→ **SOURCE TEXT**:
——————

When we developed that program, we’d hoped to reach an audience for whom Design in a Day™ wasn’t quite enough, but who also weren’t quite ready for an intensive, long, customized, strategic process and its price point. We knew what the vast majority of those clients would need, and crafted a solution meeting those needs using our productized services philosophy. (Want to get me talking? Ask me about productized services!)

But what I’ve discovered is that in between is sometimes not the best solution. Every single one of our projects that were under that umbrella quickly morphed into custom projects, with the accompanying timelines, eliminating the big advantage of something streamlined and efficient.

This experience taught me two things:

1) What I already mentioned, that an in between solution isn’t the best solution, as much as we’d like it to be.

2) It’s okay to kill something, even if it’s working on paper and the numbers pencil out.

I’ve been working really hard at a massive website overhaul of my own, and have been going through the site seeing services and information that simply “exists” but no longer service our clients or our business. (Think of it like Marie Kondo for your business or organization.)

——————

→ **Annotated element entries**:
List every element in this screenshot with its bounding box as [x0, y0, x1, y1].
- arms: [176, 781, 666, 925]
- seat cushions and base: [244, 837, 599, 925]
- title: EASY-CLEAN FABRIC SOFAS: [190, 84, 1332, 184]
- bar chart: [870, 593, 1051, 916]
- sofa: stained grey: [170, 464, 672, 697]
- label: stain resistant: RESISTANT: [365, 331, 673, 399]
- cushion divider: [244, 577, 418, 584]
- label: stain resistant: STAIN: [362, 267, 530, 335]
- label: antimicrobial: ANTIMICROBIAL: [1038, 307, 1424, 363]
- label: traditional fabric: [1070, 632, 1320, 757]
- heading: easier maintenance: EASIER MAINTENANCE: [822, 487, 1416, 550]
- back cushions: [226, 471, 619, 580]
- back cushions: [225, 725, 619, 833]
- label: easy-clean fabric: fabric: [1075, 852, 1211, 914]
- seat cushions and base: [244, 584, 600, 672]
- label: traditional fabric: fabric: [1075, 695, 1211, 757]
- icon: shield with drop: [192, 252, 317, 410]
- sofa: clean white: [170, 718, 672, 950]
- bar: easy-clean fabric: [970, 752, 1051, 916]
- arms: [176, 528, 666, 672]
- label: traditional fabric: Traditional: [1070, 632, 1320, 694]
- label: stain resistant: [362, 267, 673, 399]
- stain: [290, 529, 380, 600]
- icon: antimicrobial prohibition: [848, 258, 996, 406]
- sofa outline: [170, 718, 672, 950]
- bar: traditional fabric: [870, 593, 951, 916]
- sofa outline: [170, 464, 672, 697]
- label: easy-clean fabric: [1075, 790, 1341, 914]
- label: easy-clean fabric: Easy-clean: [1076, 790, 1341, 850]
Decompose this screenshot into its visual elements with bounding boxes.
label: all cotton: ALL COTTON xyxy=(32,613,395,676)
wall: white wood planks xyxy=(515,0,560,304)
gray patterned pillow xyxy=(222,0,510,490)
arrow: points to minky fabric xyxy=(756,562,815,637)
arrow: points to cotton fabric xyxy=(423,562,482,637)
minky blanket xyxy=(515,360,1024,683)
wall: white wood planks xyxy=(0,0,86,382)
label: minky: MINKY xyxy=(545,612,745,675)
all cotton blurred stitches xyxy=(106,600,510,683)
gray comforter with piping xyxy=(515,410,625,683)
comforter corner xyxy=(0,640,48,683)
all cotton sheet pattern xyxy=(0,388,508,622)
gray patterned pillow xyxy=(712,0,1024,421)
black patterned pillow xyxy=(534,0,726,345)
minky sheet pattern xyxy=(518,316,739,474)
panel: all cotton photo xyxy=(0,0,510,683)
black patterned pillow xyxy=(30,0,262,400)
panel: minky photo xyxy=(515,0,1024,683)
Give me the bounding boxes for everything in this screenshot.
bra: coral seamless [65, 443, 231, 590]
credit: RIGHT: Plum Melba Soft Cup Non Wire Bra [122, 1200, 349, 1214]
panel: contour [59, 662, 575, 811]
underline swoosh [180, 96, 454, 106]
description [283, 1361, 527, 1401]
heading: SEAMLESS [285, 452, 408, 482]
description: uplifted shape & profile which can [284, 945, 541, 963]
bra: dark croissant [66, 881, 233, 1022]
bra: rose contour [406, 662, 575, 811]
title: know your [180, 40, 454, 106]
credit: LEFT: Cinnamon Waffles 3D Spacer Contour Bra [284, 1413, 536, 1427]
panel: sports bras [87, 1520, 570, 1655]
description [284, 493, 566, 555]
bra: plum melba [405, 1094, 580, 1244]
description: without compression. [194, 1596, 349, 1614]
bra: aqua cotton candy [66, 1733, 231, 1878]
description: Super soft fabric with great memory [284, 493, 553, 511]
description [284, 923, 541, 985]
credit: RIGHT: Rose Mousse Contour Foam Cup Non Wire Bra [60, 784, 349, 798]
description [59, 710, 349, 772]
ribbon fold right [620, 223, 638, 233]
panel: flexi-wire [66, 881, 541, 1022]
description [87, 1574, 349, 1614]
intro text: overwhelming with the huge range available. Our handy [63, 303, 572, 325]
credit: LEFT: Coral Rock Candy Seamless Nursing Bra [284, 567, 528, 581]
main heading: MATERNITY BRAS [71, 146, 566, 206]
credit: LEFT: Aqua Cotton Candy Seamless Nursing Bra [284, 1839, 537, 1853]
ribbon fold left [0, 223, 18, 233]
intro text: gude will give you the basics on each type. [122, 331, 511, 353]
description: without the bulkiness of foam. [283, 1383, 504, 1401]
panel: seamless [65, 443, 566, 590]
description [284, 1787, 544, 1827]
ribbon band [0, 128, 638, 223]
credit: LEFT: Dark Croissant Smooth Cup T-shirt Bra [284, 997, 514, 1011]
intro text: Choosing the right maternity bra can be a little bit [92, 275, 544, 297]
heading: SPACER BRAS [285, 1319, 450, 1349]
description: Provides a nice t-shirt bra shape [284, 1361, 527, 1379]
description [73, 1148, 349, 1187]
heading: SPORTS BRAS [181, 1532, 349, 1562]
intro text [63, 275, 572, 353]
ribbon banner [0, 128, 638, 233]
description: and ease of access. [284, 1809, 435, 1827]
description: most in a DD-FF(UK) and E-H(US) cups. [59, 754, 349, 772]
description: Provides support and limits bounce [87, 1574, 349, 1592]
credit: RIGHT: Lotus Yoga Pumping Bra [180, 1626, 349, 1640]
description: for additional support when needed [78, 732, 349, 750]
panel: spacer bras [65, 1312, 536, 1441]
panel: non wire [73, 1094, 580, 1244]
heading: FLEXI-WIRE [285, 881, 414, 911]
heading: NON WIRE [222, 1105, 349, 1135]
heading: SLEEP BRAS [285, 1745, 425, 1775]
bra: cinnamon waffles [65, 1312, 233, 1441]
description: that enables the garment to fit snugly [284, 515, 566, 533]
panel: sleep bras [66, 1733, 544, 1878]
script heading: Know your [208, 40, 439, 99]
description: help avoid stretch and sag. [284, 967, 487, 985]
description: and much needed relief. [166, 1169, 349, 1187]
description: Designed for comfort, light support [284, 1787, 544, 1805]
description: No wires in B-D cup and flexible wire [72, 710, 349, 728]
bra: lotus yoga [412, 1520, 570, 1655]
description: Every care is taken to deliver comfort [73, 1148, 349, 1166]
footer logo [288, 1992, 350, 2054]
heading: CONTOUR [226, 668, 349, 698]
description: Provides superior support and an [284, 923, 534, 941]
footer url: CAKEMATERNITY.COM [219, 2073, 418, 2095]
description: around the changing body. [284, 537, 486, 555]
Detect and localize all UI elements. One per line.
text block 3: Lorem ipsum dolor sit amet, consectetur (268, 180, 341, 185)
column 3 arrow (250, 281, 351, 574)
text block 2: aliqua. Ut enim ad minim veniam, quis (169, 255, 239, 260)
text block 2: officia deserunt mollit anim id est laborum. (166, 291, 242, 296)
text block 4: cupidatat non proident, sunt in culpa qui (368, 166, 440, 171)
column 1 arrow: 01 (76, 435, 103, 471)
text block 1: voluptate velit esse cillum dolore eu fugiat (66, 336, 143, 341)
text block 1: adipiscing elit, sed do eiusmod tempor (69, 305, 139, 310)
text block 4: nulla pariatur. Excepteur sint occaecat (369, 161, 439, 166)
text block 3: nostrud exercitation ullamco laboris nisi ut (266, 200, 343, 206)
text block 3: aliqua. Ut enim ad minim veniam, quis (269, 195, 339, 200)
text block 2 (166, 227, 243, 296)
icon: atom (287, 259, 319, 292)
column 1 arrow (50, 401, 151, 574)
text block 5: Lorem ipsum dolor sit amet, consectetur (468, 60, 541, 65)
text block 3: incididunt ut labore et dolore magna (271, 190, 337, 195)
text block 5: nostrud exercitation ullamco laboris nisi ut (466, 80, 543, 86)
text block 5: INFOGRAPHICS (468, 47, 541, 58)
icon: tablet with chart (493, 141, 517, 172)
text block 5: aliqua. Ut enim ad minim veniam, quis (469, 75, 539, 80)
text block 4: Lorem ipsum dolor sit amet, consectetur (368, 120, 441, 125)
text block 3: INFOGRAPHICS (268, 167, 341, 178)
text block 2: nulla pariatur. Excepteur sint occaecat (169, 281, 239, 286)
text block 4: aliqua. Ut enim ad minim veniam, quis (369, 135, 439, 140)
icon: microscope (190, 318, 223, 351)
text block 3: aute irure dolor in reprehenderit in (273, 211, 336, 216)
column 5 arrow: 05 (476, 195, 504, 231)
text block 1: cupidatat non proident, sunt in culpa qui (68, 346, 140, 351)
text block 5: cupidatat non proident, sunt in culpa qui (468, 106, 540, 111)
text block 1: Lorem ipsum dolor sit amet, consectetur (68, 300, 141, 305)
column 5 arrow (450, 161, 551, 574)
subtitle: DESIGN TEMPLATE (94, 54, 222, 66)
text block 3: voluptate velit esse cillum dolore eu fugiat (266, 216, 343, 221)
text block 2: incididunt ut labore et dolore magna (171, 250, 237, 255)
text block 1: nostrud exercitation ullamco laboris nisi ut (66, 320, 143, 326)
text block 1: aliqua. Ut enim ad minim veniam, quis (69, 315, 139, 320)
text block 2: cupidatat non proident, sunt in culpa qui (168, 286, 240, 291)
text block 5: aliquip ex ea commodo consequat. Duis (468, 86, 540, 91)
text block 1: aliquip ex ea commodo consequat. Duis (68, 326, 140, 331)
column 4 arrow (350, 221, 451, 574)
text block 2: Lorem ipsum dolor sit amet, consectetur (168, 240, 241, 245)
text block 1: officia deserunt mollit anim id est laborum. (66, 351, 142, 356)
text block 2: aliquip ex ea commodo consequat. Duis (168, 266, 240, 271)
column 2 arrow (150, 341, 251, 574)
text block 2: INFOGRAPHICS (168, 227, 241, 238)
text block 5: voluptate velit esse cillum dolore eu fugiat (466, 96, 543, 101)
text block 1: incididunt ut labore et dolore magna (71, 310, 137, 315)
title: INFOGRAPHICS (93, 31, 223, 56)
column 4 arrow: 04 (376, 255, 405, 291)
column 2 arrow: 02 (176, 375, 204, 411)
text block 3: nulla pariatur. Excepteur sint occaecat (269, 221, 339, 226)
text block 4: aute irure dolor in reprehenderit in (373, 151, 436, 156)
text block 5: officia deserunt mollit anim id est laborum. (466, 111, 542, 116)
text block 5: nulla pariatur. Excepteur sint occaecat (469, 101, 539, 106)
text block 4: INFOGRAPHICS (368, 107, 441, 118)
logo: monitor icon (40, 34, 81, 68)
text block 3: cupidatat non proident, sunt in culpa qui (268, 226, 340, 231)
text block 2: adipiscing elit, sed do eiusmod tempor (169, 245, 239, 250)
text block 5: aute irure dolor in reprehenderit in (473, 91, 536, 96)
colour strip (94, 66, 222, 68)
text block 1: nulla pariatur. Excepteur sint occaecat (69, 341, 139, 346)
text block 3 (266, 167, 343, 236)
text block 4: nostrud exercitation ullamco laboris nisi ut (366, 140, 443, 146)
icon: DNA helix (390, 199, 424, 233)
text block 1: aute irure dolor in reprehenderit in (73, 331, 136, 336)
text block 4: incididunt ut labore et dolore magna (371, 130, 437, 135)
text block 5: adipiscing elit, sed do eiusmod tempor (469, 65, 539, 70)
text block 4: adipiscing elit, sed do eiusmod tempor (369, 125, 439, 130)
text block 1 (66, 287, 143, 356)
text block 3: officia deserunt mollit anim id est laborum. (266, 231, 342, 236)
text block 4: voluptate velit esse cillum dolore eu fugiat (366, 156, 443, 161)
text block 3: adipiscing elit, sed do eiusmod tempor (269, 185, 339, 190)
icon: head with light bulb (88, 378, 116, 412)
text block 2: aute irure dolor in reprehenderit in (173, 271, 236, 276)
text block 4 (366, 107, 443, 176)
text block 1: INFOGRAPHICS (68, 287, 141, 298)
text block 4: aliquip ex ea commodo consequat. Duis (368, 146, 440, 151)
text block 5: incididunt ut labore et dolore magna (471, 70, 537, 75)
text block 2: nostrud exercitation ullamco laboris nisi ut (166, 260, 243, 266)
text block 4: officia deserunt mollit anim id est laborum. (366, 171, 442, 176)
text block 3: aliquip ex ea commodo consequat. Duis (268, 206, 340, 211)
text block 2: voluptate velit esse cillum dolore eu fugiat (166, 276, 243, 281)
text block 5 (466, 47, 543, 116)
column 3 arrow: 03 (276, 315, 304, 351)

——————

→ **DIRECTIONS**:
• 1. Pick out each line of the entries that contains the string "consequat", matching case exactly, and copy those lines.
• 2. Carry on the passage about dropping an in-between service program, picking up after its final sentence.

→ **TASK RESULTS**:
• 1.
text block 5: aliquip ex ea commodo consequat. Duis (468, 86, 540, 91)
text block 1: aliquip ex ea commodo consequat. Duis (68, 326, 140, 331)
text block 2: aliquip ex ea commodo consequat. Duis (168, 266, 240, 271)
text block 4: aliquip ex ea commodo consequat. Duis (368, 146, 440, 151)
text block 3: aliquip ex ea commodo consequat. Duis (268, 206, 340, 211)

• 2.
And I’ve been ruthless with killing that stuff. The service I mentioned above is definitely the biggest and most successful thing that I chose to eliminate, and while thinking about getting rid of it made me anxious (like I said, the pricing bridge between DIAD and our more traditional process made it reasonably popular), redirecting those links was like a giant weight was gone. But lots of little things also got the ax. That relatively popular blog post that, in retrospect, raised more questions than it answered? Gone. That page about ecommerce even though we haven’t taken on a traditional ecomm project in at least two years? Goodbye! If someone asks for that info, we’re happy to send it, but it doesn’t need to be taking up space and confusing people.

When I talk to clients, I often hear the refrain, “We need to keep that because some people still want it.” But my question is, do they still NEED it? Or, rather, is it getting in the way of your longterm goals and preventing you from helping your audience as much as you can? The answer may surprise you.